Problem statement
Scan the data beneath this task and copy each line that includes "traffic".
* Start *
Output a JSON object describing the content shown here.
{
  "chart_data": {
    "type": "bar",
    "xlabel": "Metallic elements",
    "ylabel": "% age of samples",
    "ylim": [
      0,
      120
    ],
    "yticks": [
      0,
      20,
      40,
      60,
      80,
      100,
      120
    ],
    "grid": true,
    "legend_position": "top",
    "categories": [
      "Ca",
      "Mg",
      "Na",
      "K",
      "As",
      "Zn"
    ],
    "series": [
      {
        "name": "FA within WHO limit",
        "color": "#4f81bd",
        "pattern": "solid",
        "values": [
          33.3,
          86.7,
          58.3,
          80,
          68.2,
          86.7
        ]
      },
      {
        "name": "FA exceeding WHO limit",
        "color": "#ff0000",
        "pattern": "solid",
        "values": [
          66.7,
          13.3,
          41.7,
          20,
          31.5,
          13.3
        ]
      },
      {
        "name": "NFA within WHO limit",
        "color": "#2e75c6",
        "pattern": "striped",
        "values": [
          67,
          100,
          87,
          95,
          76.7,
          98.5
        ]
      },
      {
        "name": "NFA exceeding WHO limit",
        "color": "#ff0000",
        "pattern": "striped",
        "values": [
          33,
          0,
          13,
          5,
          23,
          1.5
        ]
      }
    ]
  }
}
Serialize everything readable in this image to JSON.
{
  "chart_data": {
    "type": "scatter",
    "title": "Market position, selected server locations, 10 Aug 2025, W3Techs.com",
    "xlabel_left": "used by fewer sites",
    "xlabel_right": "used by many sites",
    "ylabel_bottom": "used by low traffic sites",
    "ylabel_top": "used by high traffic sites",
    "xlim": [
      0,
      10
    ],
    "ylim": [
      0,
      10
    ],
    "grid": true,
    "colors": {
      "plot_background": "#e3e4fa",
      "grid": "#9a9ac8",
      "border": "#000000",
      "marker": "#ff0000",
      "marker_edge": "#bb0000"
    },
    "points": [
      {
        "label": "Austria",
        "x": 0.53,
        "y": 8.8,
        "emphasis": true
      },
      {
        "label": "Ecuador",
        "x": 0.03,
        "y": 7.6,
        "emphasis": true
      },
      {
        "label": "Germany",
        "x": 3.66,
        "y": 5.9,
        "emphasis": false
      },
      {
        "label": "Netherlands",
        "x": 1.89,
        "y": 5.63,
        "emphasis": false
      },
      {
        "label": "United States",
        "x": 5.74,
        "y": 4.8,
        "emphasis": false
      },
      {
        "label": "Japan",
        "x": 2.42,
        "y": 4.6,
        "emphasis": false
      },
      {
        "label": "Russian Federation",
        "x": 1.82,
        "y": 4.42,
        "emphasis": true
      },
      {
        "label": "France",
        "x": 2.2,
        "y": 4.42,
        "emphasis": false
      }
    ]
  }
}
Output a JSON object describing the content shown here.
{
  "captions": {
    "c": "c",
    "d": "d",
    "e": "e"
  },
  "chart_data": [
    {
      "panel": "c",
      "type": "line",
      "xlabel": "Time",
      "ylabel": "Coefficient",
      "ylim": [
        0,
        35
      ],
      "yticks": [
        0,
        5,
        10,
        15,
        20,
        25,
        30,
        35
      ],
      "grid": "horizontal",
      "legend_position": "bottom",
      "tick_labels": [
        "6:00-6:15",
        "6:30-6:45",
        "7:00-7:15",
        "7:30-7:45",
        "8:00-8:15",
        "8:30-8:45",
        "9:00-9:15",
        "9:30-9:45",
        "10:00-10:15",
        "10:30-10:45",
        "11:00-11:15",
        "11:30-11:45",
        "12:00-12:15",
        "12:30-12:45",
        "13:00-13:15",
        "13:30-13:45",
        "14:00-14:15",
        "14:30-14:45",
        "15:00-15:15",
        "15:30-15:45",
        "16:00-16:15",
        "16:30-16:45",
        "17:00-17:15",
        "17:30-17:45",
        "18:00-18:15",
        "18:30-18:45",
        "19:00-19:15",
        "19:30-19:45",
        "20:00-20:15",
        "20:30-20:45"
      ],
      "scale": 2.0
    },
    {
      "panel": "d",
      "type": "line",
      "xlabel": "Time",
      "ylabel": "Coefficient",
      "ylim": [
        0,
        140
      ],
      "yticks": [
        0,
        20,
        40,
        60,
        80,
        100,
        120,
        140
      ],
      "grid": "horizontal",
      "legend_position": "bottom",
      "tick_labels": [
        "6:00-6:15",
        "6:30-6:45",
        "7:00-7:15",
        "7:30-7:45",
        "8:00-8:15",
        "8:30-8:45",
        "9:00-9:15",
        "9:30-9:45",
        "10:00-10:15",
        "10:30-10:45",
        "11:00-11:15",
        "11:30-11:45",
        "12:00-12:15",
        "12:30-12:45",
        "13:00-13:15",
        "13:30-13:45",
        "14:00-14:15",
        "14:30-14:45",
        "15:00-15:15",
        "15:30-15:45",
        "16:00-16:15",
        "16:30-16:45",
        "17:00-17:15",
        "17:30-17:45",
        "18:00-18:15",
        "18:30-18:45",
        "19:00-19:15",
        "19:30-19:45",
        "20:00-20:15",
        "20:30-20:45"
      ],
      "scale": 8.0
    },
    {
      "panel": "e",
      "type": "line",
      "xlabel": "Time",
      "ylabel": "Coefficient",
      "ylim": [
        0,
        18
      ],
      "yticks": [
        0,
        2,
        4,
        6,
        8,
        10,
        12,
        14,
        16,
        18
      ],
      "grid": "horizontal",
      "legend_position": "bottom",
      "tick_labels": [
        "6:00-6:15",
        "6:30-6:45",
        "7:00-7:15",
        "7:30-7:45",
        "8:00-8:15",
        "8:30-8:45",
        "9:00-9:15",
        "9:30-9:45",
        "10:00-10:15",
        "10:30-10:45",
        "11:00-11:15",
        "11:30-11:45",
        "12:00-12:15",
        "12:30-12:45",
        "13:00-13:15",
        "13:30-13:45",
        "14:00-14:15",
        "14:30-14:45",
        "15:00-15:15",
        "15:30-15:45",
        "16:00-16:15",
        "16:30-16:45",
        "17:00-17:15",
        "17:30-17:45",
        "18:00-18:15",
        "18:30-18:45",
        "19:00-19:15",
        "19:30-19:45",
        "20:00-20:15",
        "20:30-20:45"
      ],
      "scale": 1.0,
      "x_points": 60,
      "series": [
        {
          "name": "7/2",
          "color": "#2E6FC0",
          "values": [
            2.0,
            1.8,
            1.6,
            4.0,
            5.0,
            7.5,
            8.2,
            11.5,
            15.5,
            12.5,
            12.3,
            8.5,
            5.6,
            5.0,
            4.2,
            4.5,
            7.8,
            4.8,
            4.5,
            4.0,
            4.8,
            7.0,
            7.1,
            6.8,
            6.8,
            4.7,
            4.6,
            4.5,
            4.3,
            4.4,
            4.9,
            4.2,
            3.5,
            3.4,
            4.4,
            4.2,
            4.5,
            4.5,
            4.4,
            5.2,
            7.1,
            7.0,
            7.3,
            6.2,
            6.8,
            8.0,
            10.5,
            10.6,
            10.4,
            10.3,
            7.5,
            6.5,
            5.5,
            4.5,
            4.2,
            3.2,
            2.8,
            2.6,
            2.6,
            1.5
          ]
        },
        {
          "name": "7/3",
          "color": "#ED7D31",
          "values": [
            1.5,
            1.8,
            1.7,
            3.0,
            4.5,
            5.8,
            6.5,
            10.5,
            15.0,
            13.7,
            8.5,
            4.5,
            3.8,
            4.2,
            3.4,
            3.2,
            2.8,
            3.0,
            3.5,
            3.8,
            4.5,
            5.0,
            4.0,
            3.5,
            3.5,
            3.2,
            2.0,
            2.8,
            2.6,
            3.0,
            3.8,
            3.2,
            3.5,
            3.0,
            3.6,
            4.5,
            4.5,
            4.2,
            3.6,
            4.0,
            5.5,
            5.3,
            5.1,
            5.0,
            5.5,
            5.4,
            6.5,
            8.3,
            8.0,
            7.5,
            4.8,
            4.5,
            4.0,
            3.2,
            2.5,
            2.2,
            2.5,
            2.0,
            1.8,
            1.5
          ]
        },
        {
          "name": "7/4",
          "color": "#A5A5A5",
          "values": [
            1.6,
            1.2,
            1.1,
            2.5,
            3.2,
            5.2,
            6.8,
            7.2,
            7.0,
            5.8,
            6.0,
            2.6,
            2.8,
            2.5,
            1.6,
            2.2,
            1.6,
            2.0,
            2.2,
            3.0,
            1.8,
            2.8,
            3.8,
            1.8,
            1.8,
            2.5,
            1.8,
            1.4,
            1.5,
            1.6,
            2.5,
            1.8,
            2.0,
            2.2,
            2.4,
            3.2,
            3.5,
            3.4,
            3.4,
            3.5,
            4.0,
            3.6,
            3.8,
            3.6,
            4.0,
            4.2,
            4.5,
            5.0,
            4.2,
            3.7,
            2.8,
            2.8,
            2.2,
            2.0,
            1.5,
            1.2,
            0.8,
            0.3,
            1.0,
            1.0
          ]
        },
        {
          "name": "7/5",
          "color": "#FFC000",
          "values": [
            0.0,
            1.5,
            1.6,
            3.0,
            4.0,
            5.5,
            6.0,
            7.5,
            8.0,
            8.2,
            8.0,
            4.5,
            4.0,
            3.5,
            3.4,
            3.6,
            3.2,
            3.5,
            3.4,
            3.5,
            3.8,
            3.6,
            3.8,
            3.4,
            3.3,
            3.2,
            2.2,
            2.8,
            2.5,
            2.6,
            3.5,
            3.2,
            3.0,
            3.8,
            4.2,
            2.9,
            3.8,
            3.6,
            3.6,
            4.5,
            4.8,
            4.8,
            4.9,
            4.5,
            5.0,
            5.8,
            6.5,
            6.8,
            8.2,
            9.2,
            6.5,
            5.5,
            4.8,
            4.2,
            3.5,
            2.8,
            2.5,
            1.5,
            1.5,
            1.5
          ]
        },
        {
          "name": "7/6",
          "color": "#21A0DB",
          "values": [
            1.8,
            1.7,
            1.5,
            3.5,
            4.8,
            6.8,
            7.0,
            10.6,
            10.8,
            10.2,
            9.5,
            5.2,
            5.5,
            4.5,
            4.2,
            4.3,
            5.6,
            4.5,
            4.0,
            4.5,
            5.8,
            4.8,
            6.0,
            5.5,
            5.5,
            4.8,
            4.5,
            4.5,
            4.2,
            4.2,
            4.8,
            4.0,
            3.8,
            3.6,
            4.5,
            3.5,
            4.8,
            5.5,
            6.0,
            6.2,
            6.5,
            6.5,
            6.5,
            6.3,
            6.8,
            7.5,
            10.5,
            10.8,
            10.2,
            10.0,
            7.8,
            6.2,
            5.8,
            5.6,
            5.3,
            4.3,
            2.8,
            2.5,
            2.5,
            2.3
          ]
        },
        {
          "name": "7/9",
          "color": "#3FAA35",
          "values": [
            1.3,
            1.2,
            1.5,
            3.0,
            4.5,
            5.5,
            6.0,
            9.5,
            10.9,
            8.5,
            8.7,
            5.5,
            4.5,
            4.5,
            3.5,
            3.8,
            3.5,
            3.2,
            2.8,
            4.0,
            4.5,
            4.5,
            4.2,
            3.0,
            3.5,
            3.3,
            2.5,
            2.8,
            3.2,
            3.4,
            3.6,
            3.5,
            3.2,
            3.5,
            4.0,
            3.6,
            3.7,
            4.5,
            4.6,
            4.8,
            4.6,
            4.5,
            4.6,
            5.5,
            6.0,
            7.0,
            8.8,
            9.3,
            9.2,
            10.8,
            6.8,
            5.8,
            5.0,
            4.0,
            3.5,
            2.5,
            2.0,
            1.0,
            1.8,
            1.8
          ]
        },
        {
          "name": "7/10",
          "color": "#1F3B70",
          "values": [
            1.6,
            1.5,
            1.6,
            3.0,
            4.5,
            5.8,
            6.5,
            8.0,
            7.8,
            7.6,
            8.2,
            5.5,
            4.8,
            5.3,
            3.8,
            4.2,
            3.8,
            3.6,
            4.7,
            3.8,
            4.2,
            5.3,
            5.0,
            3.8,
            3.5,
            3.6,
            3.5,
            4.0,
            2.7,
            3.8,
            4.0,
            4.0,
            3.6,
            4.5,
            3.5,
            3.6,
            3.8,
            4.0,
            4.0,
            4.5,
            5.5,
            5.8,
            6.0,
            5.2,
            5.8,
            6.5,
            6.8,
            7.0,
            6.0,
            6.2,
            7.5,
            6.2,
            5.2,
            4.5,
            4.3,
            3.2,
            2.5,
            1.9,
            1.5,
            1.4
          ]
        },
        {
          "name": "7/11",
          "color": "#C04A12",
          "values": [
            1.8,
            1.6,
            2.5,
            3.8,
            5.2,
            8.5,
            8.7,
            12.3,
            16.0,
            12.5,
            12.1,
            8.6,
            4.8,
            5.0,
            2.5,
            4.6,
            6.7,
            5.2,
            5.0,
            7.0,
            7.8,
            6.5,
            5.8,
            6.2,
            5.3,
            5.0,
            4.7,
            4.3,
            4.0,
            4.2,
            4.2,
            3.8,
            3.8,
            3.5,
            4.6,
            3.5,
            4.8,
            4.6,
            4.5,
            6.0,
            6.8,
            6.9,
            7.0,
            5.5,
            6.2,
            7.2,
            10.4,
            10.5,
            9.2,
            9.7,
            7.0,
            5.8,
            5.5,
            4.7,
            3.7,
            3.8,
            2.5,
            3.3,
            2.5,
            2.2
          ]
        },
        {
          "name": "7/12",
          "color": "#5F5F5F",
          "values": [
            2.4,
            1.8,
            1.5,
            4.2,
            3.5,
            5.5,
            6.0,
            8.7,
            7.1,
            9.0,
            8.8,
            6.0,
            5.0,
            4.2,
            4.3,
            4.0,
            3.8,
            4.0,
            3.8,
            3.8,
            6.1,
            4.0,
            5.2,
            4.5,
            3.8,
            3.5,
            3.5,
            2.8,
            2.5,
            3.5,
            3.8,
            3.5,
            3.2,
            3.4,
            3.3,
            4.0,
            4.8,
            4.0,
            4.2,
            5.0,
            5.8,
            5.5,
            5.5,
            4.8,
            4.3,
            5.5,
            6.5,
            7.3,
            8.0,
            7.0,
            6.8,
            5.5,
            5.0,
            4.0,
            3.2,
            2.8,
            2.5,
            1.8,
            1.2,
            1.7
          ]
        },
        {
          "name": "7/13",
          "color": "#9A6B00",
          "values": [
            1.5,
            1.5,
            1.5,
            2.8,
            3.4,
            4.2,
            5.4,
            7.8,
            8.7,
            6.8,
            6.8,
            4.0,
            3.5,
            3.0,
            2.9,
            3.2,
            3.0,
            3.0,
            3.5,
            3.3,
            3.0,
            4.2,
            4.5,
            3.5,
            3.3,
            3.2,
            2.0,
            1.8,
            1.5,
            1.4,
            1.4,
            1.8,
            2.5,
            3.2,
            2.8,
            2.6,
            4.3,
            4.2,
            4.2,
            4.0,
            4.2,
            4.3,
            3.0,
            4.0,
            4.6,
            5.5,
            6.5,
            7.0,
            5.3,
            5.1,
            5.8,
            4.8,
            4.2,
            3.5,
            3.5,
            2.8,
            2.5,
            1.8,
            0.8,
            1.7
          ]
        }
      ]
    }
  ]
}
* End *
Exercise result
    "ylabel_bottom": "used by low traffic sites",
    "ylabel_top": "used by high traffic sites",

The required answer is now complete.